§ Формулировка задания A
Обновите записи начиная с первой строки и заканчивая строкой, в которой стоит "maximize-icon — [1174, 43, 1184, 53]", включительно: замените "watermark-text" на "overlay-text", прочее оставьте без изменений.

§ Исходный текст
----------------

Чернышев: И хорошо бы сначала поставить хотя бы скромную задачу, а то пока мы ставим задачу изобрести форму регионального хозрасчета, невиданную в истории цивилизации, и доблестно пытаемся сымитировать ее выполнение. Пока еще задача не поставлена, даже скромная. Правда, нас публицисты призывают перенимать какой-то рынок. Но, во-первых, почему-то начальство ничего не слушает, оно поехало с народом советоваться. А, во-вторых, тот, кто призывает перенимать – есть такое сильное подозрение, что он сам не знает, что это такое. Откуда же ему знать? Он слыхал там о чем-то, о положительных сторонах оного из книжек, а также был в супермаркете на Западе, – это все ...

17. Экономика самоидентичности

Разуваев: Второе важнее, чем первое. Что вы скажете по поводу такого сценария: “страна огромная”, я цитирую, фактически уже сейчас разбивается на хозяйственные регионы, благодаря этой изумительной хозяйственной инициативе внедрения регионального хозрасчета. И эти регионы впоследствии придется как-то пытаться объединить во внутренний рынок, и об этом было сказано. Но ведь, кроме этого вполне естественного желания, появится и другое желание – строить региональную интеграцию с соседними странами. Часть страны уже сейчас желает начать интеграцию со Скандинавией. Часть просто в восторге от близости Польши. В Азербайджане все чаще и чаще поглядывают на Иран. Где-то говорят об интеграции, естественно, с Японией. В Благовещенске начинают подбираться к Китаю. Насколько это возможно?

Чернышев: Я думаю, что со Скандинавией и Японией самый простой случай. Тут даже я могу ответить, что скандинавские друзья скажут: "Ну-ну", и когда им привезут дерьмо местного производства, успешно прошедшее госприемку, то на этом региональная дружба со Скандинавией резко закончится, и придется обратиться к Воронежской губернии, где только и купят тот ширпотреб, который они там в регионе производят, бедолаги. Можно при этом стенать, сетовать, что, ежели, бы в 1940 году Риббентроп с Молотовым не сговорились, то было бы все не так. Но кто же знает, как оно могло бы быть в будущем? А вот в прошлом именно так и было.

Возвращаюсь к самому началу вопроса. Во-первых, никакой региональный хозрасчет экономически не может быть реализован. Может быть, по политическим причинам национальные автаркии возникнут, но попытки организовать хозрасчет как хозрасчет быстро покажут, что это фантом, это понятно всем. Т.е. хозрасчет в гробу видал границы, проведенные из соображений иных, кроме как экономических. Поэтому может возникнуть только натуральное хозяйство в каких-то рамках, при этом нам очень будет хотеться ням-ням, и естественные связи, которые должны возникнуть, все равно пробьются. А что касается региональных полюсов притяжения – это надо разбирать отдельно, "веничек по прутику"... Иран с Азербайджаном? – там другая ситуация возможна. Китай с Благовещенском? Там третья ситуация возможна. Но не совсем понятно, чем иранский Азербайджан экономически лучше, скажем, советского Туркменистана. По уровню развития производства там примерно одно и то же. Там только национальные связи, – но это не экономический фактор, не экономика.

----------------

§ Входные данные
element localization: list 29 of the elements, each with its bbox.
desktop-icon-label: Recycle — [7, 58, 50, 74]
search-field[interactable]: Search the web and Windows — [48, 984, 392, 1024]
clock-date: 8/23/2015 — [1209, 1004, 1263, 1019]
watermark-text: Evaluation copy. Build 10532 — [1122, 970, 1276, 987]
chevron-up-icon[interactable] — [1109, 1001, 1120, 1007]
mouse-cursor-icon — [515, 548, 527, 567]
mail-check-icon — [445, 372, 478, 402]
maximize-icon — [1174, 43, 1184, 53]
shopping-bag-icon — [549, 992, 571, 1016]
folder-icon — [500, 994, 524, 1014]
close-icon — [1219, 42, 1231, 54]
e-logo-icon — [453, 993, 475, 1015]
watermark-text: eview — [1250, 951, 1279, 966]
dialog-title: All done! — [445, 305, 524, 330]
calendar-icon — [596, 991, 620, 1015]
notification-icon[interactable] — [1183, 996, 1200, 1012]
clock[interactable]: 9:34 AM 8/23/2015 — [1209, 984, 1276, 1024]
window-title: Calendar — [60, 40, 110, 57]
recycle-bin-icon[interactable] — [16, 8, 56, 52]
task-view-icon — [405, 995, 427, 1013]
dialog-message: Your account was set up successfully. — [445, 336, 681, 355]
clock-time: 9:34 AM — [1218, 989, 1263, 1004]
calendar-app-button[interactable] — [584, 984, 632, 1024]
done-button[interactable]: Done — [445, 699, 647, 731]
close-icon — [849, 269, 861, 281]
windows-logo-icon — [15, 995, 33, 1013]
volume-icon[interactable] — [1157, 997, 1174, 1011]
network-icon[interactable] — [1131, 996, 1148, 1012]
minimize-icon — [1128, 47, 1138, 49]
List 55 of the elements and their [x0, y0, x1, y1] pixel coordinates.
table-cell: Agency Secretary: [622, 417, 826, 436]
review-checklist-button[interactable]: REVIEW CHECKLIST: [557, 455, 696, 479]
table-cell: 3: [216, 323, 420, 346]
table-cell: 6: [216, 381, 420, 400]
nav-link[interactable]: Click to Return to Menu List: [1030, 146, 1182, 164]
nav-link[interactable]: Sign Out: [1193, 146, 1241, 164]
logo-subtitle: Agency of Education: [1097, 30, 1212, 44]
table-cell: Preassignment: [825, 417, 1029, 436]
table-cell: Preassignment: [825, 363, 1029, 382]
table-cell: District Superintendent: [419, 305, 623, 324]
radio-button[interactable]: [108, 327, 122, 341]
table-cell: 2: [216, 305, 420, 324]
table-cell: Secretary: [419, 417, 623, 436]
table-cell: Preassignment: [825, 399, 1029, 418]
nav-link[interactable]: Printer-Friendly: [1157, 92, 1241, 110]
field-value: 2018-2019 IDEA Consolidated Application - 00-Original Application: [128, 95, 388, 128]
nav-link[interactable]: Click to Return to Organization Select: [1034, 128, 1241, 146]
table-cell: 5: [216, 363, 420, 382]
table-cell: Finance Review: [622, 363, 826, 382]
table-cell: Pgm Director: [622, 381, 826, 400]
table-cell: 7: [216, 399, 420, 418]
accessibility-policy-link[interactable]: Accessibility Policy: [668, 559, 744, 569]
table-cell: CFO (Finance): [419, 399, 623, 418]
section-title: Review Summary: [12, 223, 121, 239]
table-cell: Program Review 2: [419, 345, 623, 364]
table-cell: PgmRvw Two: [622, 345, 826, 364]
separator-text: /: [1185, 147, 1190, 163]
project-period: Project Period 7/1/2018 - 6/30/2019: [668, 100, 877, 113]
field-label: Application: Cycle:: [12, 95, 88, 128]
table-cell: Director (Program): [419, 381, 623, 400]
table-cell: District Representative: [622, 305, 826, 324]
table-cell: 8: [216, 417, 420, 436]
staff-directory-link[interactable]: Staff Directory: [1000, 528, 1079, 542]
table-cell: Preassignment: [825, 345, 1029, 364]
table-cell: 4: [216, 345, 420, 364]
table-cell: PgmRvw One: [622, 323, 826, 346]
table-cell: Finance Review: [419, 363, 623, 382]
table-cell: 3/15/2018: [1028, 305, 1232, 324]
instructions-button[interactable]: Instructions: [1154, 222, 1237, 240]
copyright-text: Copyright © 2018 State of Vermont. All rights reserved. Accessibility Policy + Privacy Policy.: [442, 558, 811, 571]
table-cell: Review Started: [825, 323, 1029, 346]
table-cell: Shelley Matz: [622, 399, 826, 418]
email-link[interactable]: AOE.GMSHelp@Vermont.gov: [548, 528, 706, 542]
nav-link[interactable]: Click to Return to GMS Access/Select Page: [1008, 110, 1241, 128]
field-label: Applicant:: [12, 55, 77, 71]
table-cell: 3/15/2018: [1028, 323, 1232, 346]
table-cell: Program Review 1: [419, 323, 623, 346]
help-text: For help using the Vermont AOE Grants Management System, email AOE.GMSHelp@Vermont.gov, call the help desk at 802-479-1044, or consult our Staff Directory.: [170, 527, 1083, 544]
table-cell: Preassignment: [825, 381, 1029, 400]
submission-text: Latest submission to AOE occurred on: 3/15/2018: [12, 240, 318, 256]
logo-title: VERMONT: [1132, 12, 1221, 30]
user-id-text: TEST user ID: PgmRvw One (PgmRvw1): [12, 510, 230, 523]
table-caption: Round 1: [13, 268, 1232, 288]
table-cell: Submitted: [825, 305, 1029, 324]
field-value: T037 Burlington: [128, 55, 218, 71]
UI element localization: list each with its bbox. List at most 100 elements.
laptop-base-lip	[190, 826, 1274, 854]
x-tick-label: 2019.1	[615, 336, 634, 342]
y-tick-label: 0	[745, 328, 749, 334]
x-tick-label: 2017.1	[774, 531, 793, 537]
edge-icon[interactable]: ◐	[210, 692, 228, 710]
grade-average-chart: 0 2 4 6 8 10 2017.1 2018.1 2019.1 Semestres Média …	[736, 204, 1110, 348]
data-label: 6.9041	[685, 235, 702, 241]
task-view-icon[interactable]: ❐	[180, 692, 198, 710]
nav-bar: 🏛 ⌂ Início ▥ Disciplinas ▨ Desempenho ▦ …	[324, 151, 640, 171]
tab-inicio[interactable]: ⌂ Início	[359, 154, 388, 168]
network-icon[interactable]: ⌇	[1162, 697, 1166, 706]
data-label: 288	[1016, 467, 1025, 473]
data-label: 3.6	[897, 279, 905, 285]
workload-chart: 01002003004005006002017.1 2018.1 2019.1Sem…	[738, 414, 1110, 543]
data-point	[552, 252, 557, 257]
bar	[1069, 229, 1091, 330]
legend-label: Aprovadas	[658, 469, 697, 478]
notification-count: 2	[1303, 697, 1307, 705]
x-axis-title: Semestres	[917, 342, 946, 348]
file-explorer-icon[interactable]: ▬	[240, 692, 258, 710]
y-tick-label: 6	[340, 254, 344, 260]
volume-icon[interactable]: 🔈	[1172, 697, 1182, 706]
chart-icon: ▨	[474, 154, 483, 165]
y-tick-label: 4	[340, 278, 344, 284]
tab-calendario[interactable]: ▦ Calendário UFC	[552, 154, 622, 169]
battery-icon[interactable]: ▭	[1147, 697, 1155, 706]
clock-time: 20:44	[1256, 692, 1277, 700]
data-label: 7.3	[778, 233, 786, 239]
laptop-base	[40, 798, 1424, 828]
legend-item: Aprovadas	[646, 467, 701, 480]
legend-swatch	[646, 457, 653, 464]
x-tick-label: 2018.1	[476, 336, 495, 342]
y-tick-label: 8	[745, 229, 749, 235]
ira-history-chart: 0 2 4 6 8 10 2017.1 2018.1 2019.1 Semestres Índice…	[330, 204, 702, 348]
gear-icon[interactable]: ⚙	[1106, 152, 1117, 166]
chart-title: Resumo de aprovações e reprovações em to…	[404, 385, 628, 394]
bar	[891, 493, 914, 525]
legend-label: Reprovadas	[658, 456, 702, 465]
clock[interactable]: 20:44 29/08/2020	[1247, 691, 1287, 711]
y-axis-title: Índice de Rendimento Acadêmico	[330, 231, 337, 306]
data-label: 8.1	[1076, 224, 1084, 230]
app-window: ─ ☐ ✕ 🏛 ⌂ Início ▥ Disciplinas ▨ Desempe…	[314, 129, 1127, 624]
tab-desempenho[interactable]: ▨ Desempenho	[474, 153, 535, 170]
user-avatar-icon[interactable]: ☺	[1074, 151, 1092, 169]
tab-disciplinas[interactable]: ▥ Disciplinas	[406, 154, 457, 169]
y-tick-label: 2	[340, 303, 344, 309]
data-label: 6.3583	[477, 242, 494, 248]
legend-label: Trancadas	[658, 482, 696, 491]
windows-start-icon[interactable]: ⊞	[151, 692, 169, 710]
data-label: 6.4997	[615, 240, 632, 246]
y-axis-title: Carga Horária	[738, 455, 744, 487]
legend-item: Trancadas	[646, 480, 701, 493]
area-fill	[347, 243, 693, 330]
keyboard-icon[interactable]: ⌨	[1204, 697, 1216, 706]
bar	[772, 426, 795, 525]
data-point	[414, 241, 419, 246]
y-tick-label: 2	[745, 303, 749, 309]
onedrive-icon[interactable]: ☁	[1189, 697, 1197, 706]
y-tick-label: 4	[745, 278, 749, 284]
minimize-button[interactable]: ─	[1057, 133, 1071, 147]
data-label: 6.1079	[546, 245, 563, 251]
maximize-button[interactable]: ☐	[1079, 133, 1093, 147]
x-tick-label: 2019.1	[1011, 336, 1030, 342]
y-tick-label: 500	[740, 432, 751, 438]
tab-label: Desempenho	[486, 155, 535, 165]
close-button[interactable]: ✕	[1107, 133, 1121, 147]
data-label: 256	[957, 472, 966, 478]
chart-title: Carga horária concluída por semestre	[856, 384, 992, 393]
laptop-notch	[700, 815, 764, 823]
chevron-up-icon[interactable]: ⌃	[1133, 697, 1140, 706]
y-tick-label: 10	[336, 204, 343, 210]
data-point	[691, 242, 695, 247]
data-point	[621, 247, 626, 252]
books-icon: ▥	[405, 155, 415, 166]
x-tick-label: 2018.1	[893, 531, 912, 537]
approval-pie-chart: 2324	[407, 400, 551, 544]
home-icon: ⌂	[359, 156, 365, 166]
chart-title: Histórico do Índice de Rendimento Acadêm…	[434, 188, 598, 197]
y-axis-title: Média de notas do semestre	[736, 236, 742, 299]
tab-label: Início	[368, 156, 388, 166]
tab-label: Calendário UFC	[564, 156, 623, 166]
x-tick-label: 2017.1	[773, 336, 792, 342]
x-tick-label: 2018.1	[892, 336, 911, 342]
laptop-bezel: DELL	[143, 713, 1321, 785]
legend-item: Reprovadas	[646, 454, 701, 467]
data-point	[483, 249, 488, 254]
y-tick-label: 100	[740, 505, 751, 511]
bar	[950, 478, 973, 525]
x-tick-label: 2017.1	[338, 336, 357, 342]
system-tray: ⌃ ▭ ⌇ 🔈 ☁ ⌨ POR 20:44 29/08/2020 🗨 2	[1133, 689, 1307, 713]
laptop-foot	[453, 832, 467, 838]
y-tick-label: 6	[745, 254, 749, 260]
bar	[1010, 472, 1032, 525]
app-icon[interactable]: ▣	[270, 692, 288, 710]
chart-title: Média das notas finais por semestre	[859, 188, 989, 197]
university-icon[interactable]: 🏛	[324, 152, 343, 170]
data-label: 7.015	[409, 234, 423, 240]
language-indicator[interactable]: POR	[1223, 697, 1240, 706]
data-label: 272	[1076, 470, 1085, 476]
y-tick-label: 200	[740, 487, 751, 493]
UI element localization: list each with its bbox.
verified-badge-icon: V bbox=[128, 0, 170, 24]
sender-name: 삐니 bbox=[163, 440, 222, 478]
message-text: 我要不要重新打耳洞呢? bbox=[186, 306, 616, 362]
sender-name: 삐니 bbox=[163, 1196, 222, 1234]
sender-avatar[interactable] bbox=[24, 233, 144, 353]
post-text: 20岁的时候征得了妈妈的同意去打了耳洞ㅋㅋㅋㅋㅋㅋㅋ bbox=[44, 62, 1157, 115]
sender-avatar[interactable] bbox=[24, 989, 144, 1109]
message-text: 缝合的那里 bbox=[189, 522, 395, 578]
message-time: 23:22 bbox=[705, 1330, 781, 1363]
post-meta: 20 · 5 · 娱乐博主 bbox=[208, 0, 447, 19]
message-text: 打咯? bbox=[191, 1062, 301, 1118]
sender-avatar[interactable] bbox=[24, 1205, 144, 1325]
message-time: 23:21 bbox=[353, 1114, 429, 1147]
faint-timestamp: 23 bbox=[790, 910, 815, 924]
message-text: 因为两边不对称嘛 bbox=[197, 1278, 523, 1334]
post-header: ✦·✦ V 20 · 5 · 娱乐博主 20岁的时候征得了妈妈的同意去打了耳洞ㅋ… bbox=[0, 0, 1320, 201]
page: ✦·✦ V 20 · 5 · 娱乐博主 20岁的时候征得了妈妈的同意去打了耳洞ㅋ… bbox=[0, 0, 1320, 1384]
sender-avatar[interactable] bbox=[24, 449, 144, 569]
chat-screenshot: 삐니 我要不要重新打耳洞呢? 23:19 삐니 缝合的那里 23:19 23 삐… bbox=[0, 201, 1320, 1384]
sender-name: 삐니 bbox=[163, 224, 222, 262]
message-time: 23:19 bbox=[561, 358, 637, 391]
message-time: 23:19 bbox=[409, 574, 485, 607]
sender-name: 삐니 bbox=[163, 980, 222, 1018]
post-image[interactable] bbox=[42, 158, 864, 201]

----------------

§ Формулировка задания B
Перечислите все фамилии людей, встречающиеся в исходном тексте, включая фамилии участников беседы.

§ Правильный ответ A
element localization: list 29 of the elements, each with its bbox.
desktop-icon-label: Recycle — [7, 58, 50, 74]
search-field[interactable]: Search the web and Windows — [48, 984, 392, 1024]
clock-date: 8/23/2015 — [1209, 1004, 1263, 1019]
overlay-text: Evaluation copy. Build 10532 — [1122, 970, 1276, 987]
chevron-up-icon[interactable] — [1109, 1001, 1120, 1007]
mouse-cursor-icon — [515, 548, 527, 567]
mail-check-icon — [445, 372, 478, 402]
maximize-icon — [1174, 43, 1184, 53]

§ Правильный ответ B
Чернышев, Разуваев, Риббентроп, Молотов